Your instructions:
Return the full material exactly.

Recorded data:
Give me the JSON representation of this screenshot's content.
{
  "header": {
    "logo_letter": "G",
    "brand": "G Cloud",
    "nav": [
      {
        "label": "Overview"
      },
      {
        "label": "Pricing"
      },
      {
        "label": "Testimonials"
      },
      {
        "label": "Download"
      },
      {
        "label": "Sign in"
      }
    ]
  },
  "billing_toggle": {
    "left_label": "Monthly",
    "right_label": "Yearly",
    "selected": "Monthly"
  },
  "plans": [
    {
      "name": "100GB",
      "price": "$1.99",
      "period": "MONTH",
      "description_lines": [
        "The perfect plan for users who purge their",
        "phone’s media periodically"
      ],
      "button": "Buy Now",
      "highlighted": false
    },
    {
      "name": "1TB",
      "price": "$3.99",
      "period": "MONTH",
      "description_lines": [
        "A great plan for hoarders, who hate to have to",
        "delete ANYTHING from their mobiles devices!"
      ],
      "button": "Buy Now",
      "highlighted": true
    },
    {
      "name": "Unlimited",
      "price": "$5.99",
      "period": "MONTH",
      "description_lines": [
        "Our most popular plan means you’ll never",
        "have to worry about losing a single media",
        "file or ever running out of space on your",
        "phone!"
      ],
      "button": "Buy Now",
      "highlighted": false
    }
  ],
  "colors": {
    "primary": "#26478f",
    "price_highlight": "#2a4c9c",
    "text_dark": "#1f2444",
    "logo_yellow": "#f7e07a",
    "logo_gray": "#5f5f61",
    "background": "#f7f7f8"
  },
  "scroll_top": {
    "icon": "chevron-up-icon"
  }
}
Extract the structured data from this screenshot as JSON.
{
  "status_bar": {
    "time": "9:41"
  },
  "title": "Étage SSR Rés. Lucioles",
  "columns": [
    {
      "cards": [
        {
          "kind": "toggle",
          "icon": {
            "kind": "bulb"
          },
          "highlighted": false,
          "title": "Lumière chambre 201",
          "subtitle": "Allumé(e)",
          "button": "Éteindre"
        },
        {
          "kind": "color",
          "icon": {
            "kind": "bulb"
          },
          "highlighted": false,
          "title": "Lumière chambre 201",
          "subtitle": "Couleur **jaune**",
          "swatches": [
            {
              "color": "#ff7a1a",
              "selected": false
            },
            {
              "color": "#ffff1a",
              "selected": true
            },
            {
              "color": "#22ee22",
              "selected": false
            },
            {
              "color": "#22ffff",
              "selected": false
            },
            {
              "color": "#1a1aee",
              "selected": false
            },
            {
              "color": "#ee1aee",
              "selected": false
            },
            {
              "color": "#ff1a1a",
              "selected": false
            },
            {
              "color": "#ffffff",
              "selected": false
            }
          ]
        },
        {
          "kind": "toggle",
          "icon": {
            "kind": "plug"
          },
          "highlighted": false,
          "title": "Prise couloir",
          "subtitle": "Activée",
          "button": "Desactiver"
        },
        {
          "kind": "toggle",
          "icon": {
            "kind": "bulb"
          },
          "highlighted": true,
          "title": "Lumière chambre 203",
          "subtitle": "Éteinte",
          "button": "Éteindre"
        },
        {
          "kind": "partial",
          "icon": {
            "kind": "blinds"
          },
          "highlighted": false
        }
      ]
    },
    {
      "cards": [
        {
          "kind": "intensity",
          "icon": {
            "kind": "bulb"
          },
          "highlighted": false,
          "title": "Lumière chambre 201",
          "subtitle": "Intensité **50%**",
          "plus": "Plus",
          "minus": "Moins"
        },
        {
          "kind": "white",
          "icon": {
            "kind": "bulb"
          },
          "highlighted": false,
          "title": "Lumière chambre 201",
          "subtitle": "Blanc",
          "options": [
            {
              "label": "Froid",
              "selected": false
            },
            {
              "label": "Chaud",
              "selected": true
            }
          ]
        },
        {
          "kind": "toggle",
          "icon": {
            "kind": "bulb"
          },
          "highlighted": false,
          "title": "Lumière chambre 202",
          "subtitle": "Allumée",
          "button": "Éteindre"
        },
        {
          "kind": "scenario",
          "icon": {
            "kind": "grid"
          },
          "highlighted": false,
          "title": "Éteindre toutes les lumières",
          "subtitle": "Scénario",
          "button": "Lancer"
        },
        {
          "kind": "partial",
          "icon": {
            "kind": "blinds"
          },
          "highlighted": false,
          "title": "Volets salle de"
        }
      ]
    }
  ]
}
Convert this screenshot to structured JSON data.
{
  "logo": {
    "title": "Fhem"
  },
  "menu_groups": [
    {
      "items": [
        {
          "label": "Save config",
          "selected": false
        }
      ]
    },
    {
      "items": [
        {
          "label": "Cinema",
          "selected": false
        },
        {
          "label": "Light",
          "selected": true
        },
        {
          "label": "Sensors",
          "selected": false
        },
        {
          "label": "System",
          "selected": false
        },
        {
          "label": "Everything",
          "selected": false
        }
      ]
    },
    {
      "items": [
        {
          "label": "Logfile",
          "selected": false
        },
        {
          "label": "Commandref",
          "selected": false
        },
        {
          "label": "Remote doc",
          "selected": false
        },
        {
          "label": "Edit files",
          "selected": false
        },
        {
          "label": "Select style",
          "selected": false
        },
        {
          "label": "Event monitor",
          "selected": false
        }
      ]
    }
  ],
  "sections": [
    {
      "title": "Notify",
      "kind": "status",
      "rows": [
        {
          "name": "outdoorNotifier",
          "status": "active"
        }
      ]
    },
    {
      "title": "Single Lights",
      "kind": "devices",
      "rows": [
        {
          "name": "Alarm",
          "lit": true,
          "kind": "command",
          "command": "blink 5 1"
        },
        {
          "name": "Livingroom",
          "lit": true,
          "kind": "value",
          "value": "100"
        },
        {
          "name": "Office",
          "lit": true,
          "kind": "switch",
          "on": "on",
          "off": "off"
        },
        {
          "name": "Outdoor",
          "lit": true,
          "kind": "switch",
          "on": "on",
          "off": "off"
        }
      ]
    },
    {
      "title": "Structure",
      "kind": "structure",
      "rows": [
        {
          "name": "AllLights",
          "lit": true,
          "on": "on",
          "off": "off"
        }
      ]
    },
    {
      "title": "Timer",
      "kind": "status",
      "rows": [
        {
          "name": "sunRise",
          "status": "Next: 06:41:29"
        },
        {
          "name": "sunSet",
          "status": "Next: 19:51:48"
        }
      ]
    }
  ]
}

Problem solution:
Give me the JSON representation of this screenshot's content.
{
  "header": {
    "logo_letter": "G",
    "brand": "G Cloud",
    "nav": [
      {
        "label": "Overview"
      },
      {
        "label": "Pricing"
      },
      {
        "label": "Testimonials"
      },
      {
        "label": "Download"
      },
      {
        "label": "Sign in"
      }
    ]
  },
  "billing_toggle": {
    "left_label": "Monthly",
    "right_label": "Yearly",
    "selected": "Monthly"
  },
  "plans": [
    {
      "name": "100GB",
      "price": "$1.99",
      "period": "MONTH",
      "description_lines": [
        "The perfect plan for users who purge their",
        "phone’s media periodically"
      ],
      "button": "Buy Now",
      "highlighted": false
    },
    {
      "name": "1TB",
      "price": "$3.99",
      "period": "MONTH",
      "description_lines": [
        "A great plan for hoarders, who hate to have to",
        "delete ANYTHING from their mobiles devices!"
      ],
      "button": "Buy Now",
      "highlighted": true
    },
    {
      "name": "Unlimited",
      "price": "$5.99",
      "period": "MONTH",
      "description_lines": [
        "Our most popular plan means you’ll never",
        "have to worry about losing a single media",
        "file or ever running out of space on your",
        "phone!"
      ],
      "button": "Buy Now",
      "highlighted": false
    }
  ],
  "colors": {
    "primary": "#26478f",
    "price_highlight": "#2a4c9c",
    "text_dark": "#1f2444",
    "logo_yellow": "#f7e07a",
    "logo_gray": "#5f5f61",
    "background": "#f7f7f8"
  },
  "scroll_top": {
    "icon": "chevron-up-icon"
  }
}
Extract the structured data from this screenshot as JSON.
{
  "status_bar": {
    "time": "9:41"
  },
  "title": "Étage SSR Rés. Lucioles",
  "columns": [
    {
      "cards": [
        {
          "kind": "toggle",
          "icon": {
            "kind": "bulb"
          },
          "highlighted": false,
          "title": "Lumière chambre 201",
          "subtitle": "Allumé(e)",
          "button": "Éteindre"
        },
        {
          "kind": "color",
          "icon": {
            "kind": "bulb"
          },
          "highlighted": false,
          "title": "Lumière chambre 201",
          "subtitle": "Couleur **jaune**",
          "swatches": [
            {
              "color": "#ff7a1a",
              "selected": false
            },
            {
              "color": "#ffff1a",
              "selected": true
            },
            {
              "color": "#22ee22",
              "selected": false
            },
            {
              "color": "#22ffff",
              "selected": false
            },
            {
              "color": "#1a1aee",
              "selected": false
            },
            {
              "color": "#ee1aee",
              "selected": false
            },
            {
              "color": "#ff1a1a",
              "selected": false
            },
            {
              "color": "#ffffff",
              "selected": false
            }
          ]
        },
        {
          "kind": "toggle",
          "icon": {
            "kind": "plug"
          },
          "highlighted": false,
          "title": "Prise couloir",
          "subtitle": "Activée",
          "button": "Desactiver"
        },
        {
          "kind": "toggle",
          "icon": {
            "kind": "bulb"
          },
          "highlighted": true,
          "title": "Lumière chambre 203",
          "subtitle": "Éteinte",
          "button": "Éteindre"
        },
        {
          "kind": "partial",
          "icon": {
            "kind": "blinds"
          },
          "highlighted": false
        }
      ]
    },
    {
      "cards": [
        {
          "kind": "intensity",
          "icon": {
            "kind": "bulb"
          },
          "highlighted": false,
          "title": "Lumière chambre 201",
          "subtitle": "Intensité **50%**",
          "plus": "Plus",
          "minus": "Moins"
        },
        {
          "kind": "white",
          "icon": {
            "kind": "bulb"
          },
          "highlighted": false,
          "title": "Lumière chambre 201",
          "subtitle": "Blanc",
          "options": [
            {
              "label": "Froid",
              "selected": false
            },
            {
              "label": "Chaud",
              "selected": true
            }
          ]
        },
        {
          "kind": "toggle",
          "icon": {
            "kind": "bulb"
          },
          "highlighted": false,
          "title": "Lumière chambre 202",
          "subtitle": "Allumée",
          "button": "Éteindre"
        },
        {
          "kind": "scenario",
          "icon": {
            "kind": "grid"
          },
          "highlighted": false,
          "title": "Éteindre toutes les lumières",
          "subtitle": "Scénario",
          "button": "Lancer"
        },
        {
          "kind": "partial",
          "icon": {
            "kind": "blinds"
          },
          "highlighted": false,
          "title": "Volets salle de"
        }
      ]
    }
  ]
}
Convert this screenshot to structured JSON data.
{
  "logo": {
    "title": "Fhem"
  },
  "menu_groups": [
    {
      "items": [
        {
          "label": "Save config",
          "selected": false
        }
      ]
    },
    {
      "items": [
        {
          "label": "Cinema",
          "selected": false
        },
        {
          "label": "Light",
          "selected": true
        },
        {
          "label": "Sensors",
          "selected": false
        },
        {
          "label": "System",
          "selected": false
        },
        {
          "label": "Everything",
          "selected": false
        }
      ]
    },
    {
      "items": [
        {
          "label": "Logfile",
          "selected": false
        },
        {
          "label": "Commandref",
          "selected": false
        },
        {
          "label": "Remote doc",
          "selected": false
        },
        {
          "label": "Edit files",
          "selected": false
        },
        {
          "label": "Select style",
          "selected": false
        },
        {
          "label": "Event monitor",
          "selected": false
        }
      ]
    }
  ],
  "sections": [
    {
      "title": "Notify",
      "kind": "status",
      "rows": [
        {
          "name": "outdoorNotifier",
          "status": "active"
        }
      ]
    },
    {
      "title": "Single Lights",
      "kind": "devices",
      "rows": [
        {
          "name": "Alarm",
          "lit": true,
          "kind": "command",
          "command": "blink 5 1"
        },
        {
          "name": "Livingroom",
          "lit": true,
          "kind": "value",
          "value": "100"
        },
        {
          "name": "Office",
          "lit": true,
          "kind": "switch",
          "on": "on",
          "off": "off"
        },
        {
          "name": "Outdoor",
          "lit": true,
          "kind": "switch",
          "on": "on",
          "off": "off"
        }
      ]
    },
    {
      "title": "Structure",
      "kind": "structure",
      "rows": [
        {
          "name": "AllLights",
          "lit": true,
          "on": "on",
          "off": "off"
        }
      ]
    },
    {
      "title": "Timer",
      "kind": "status",
      "rows": [
        {
          "name": "sunRise",
          "status": "Next: 06:41:29"
        },
        {
          "name": "sunSet",
          "status": "Next: 19:51:48"
        }
      ]
    }
  ]
}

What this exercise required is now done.